§ Set exercise 1
Answer these about the passage on Dion Lee's collection, one line each:
(a) Whose inkblots gave the short-sleeved shift dresses their colorful look?
(b) What garment was a jacket recreated into after its details were inverted?
(c) What did Dion Lee mold into the heels of his ankle shoes?

================

At the heart of his work, this sense of industrialised evocation was imploded onto a series of accompanying dress garments that were built on a singular form. Tied coats and tapered trousers in purple violet and black remodelled to be less structured and the impolsion of Swiss psychiatrist Hermann Rorschach’s inkblots that gave his short sleeved shift dresses a colourful magnetisation. He even for one example, inverted the details of a jacket and recreated into a short wrapped skirt. But these minute details weren’t to restrict the free-flowing emotions of the woman he sees. As a design crescendo, concertina pleated skirts and swan like knotted vortexes were twisted to resulting in elegant symmetry. As of late, the fetishised design by shoemakers has given a swansong to women further emphasising their entanglement with Fashion. As such, Dion Lee grew crystals which than were moulded as the heels of his ankle shoes.

================

§ Set exercise 2
Format the lines of the listing between the line holding "user-name: Gabriel bbox=[1212, 21, 1271, 41]" and the line holding "active-tab-indicator bbox=[233, 723, 330, 727]", inclusive, as a JSON list of strings with one string per line and no blank lines.

================

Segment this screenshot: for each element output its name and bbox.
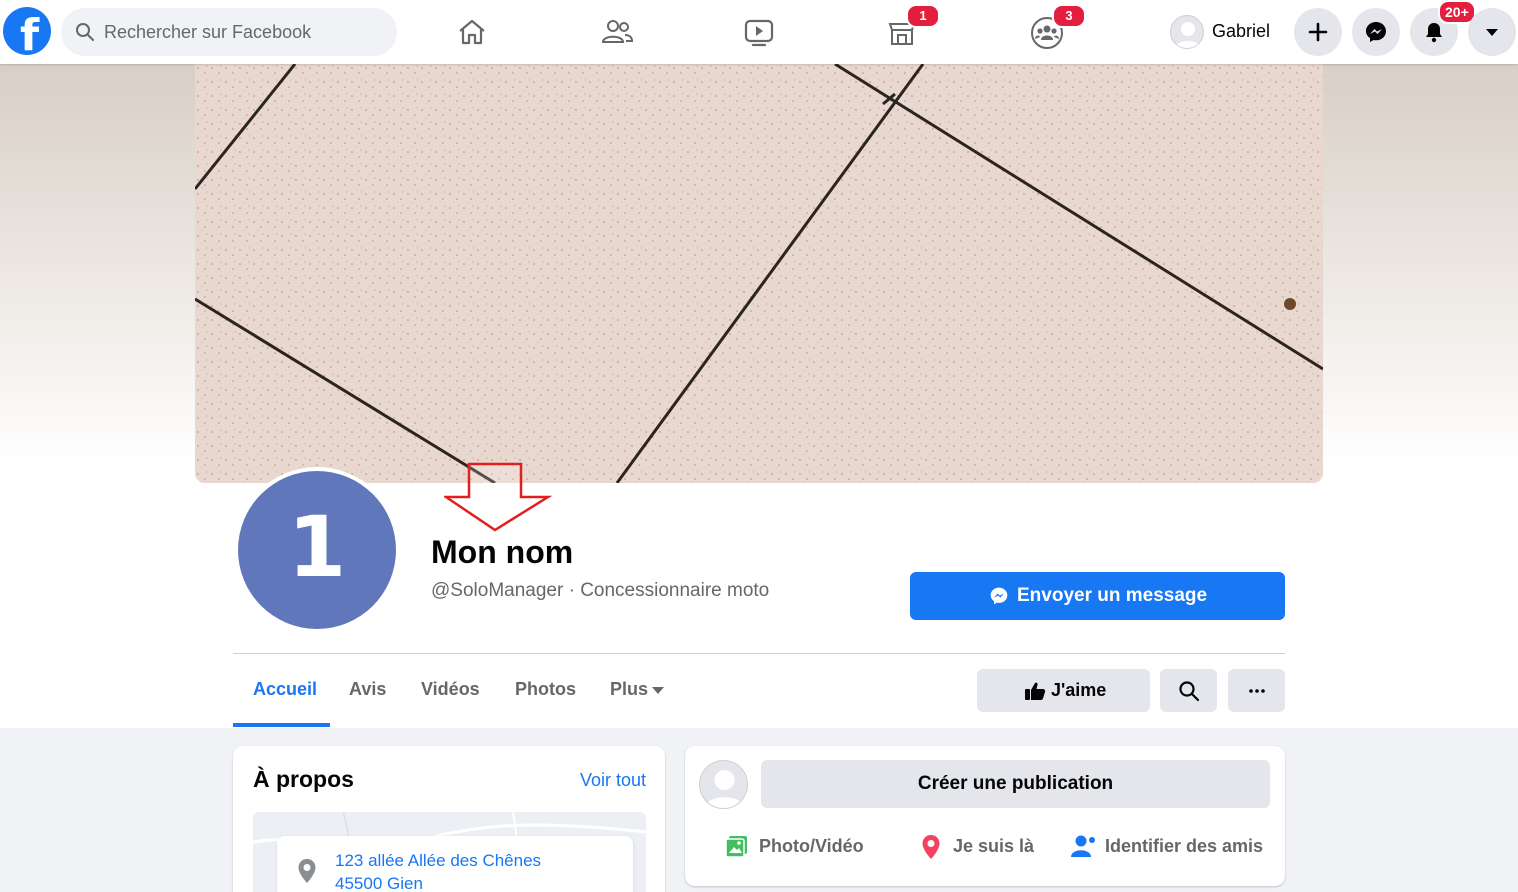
user-name: Gabriel bbox=[1212, 21, 1271, 41]
page-avatar-number: 1 bbox=[287, 498, 347, 596]
composer-avatar[interactable] bbox=[699, 760, 748, 809]
create-button[interactable] bbox=[1294, 8, 1342, 56]
marketplace-badge: 1 bbox=[906, 4, 940, 28]
nav-groups[interactable]: 3 bbox=[1022, 4, 1086, 52]
messenger-icon bbox=[990, 587, 1008, 605]
address-line-1[interactable]: 123 allée Allée des Chênes bbox=[335, 851, 541, 871]
like-label: J'aime bbox=[1051, 680, 1107, 700]
caret-down-icon bbox=[652, 687, 664, 694]
facebook-logo-letter: f bbox=[20, 10, 40, 61]
groups-badge: 3 bbox=[1052, 4, 1086, 28]
messenger-button[interactable] bbox=[1352, 8, 1400, 56]
caret-down-icon bbox=[1486, 29, 1498, 36]
page-avatar-image: 1 bbox=[238, 471, 396, 629]
profile-shortcut[interactable]: Gabriel bbox=[1168, 12, 1280, 52]
tab-avis[interactable]: Avis bbox=[349, 679, 386, 700]
nav-watch[interactable] bbox=[735, 12, 783, 52]
address-line-2[interactable]: 45500 Gien bbox=[335, 874, 423, 892]
send-message-label: Envoyer un message bbox=[1017, 585, 1208, 606]
cover-photo[interactable] bbox=[195, 64, 1323, 483]
cover-photo-image bbox=[195, 64, 1323, 483]
messenger-icon bbox=[1366, 22, 1386, 42]
address-box: 123 allée Allée des Chênes 45500 Gien bbox=[277, 836, 633, 892]
tag-friends-icon bbox=[1071, 835, 1095, 857]
page-subtitle: @SoloManager · Concessionnaire moto bbox=[431, 580, 770, 601]
about-title: À propos bbox=[253, 766, 354, 792]
like-button[interactable]: J'aime bbox=[977, 669, 1150, 712]
tab-videos[interactable]: Vidéos bbox=[421, 679, 480, 700]
tab-plus[interactable]: Plus bbox=[610, 679, 648, 700]
location-pin-icon bbox=[298, 859, 316, 883]
search-icon bbox=[1179, 681, 1200, 702]
page-avatar[interactable]: 1 bbox=[234, 467, 400, 633]
search-icon bbox=[76, 23, 94, 41]
checkin-button[interactable]: Je suis là bbox=[921, 832, 1041, 862]
active-tab-indicator bbox=[233, 723, 330, 727]
photo-video-label: Photo/Vidéo bbox=[759, 836, 864, 856]
checkin-label: Je suis là bbox=[953, 836, 1035, 856]
annotation-arrow bbox=[444, 462, 553, 532]
tab-accueil[interactable]: Accueil bbox=[253, 679, 317, 700]
nav-friends[interactable] bbox=[592, 12, 640, 52]
about-card: À propos Voir tout 123 allée Allée des C… bbox=[233, 746, 665, 892]
page-title: Mon nom bbox=[431, 534, 574, 570]
header-divider bbox=[233, 653, 1285, 654]
location-pin-icon bbox=[922, 835, 940, 859]
bell-icon bbox=[1426, 23, 1442, 43]
home-icon bbox=[459, 19, 485, 45]
plus-icon bbox=[1308, 22, 1328, 42]
facebook-logo[interactable]: f bbox=[3, 7, 51, 60]
more-dots-icon bbox=[1249, 689, 1265, 693]
friends-icon bbox=[601, 20, 634, 43]
notifications-button[interactable]: 20+ bbox=[1410, 0, 1476, 56]
account-menu-button[interactable] bbox=[1468, 8, 1516, 56]
tab-photos[interactable]: Photos bbox=[515, 679, 576, 700]
page-header-background bbox=[0, 480, 1518, 728]
top-navigation-bar: f Rechercher sur Facebook 1 3 Gabriel 20… bbox=[0, 0, 1518, 64]
see-all-link[interactable]: Voir tout bbox=[580, 770, 646, 791]
page-search-button[interactable] bbox=[1160, 669, 1217, 712]
send-message-button[interactable]: Envoyer un message bbox=[910, 572, 1285, 620]
watch-icon bbox=[744, 19, 774, 47]
user-avatar bbox=[1170, 15, 1204, 49]
search-placeholder: Rechercher sur Facebook bbox=[104, 22, 312, 42]
thumbs-up-icon bbox=[1025, 682, 1046, 700]
tag-friends-button[interactable]: Identifier des amis bbox=[1071, 832, 1264, 862]
map-preview[interactable]: 123 allée Allée des Chênes 45500 Gien bbox=[253, 812, 646, 892]
more-options-button[interactable] bbox=[1228, 669, 1285, 712]
nav-home[interactable] bbox=[448, 12, 496, 52]
tag-friends-label: Identifier des amis bbox=[1105, 836, 1264, 856]
photo-video-button[interactable]: Photo/Vidéo bbox=[725, 832, 875, 862]
nav-marketplace[interactable]: 1 bbox=[878, 4, 940, 52]
search-input[interactable]: Rechercher sur Facebook bbox=[61, 8, 397, 56]
photo-icon bbox=[725, 836, 747, 858]
create-post-button[interactable]: Créer une publication bbox=[761, 760, 1270, 808]
composer-card: Créer une publication Photo/Vidéo Je sui… bbox=[685, 746, 1285, 886]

================

§ Reply 1
(a) The inkblots of Swiss psychiatrist Hermann Rorschach.
(b) A short wrapped skirt.
(c) Crystals that he grew.

§ Reply 2
[
  "user-name: Gabriel bbox=[1212, 21, 1271, 41]",
  "page-avatar-number: 1 bbox=[287, 498, 347, 596]",
  "composer-avatar[interactable] bbox=[699, 760, 748, 809]",
  "create-button[interactable] bbox=[1294, 8, 1342, 56]",
  "marketplace-badge: 1 bbox=[906, 4, 940, 28]",
  "nav-groups[interactable]: 3 bbox=[1022, 4, 1086, 52]",
  "messenger-icon bbox=[990, 587, 1008, 605]",
  "address-line-1[interactable]: 123 allée Allée des Chênes bbox=[335, 851, 541, 871]",
  "like-label: J'aime bbox=[1051, 680, 1107, 700]",
  "caret-down-icon bbox=[652, 687, 664, 694]",
  "facebook-logo-letter: f bbox=[20, 10, 40, 61]",
  "groups-badge: 3 bbox=[1052, 4, 1086, 28]",
  "messenger-button[interactable] bbox=[1352, 8, 1400, 56]",
  "caret-down-icon bbox=[1486, 29, 1498, 36]",
  "page-avatar-image: 1 bbox=[238, 471, 396, 629]",
  "profile-shortcut[interactable]: Gabriel bbox=[1168, 12, 1280, 52]",
  "tab-avis[interactable]: Avis bbox=[349, 679, 386, 700]",
  "nav-watch[interactable] bbox=[735, 12, 783, 52]",
  "address-line-2[interactable]: 45500 Gien bbox=[335, 874, 423, 892]",
  "send-message-label: Envoyer un message bbox=[1017, 585, 1208, 606]",
  "cover-photo[interactable] bbox=[195, 64, 1323, 483]",
  "cover-photo-image bbox=[195, 64, 1323, 483]",
  "messenger-icon bbox=[1366, 22, 1386, 42]",
  "address-box: 123 allée Allée des Chênes 45500 Gien bbox=[277, 836, 633, 892]",
  "tag-friends-icon bbox=[1071, 835, 1095, 857]",
  "page-subtitle: @SoloManager · Concessionnaire moto bbox=[431, 580, 770, 601]",
  "about-title: À propos bbox=[253, 766, 354, 792]",
  "like-button[interactable]: J'aime bbox=[977, 669, 1150, 712]",
  "tab-videos[interactable]: Vidéos bbox=[421, 679, 480, 700]",
  "tab-plus[interactable]: Plus bbox=[610, 679, 648, 700]",
  "location-pin-icon bbox=[298, 859, 316, 883]",
  "search-icon bbox=[1179, 681, 1200, 702]",
  "page-avatar[interactable]: 1 bbox=[234, 467, 400, 633]",
  "search-icon bbox=[76, 23, 94, 41]",
  "checkin-button[interactable]: Je suis là bbox=[921, 832, 1041, 862]",
  "active-tab-indicator bbox=[233, 723, 330, 727]"
]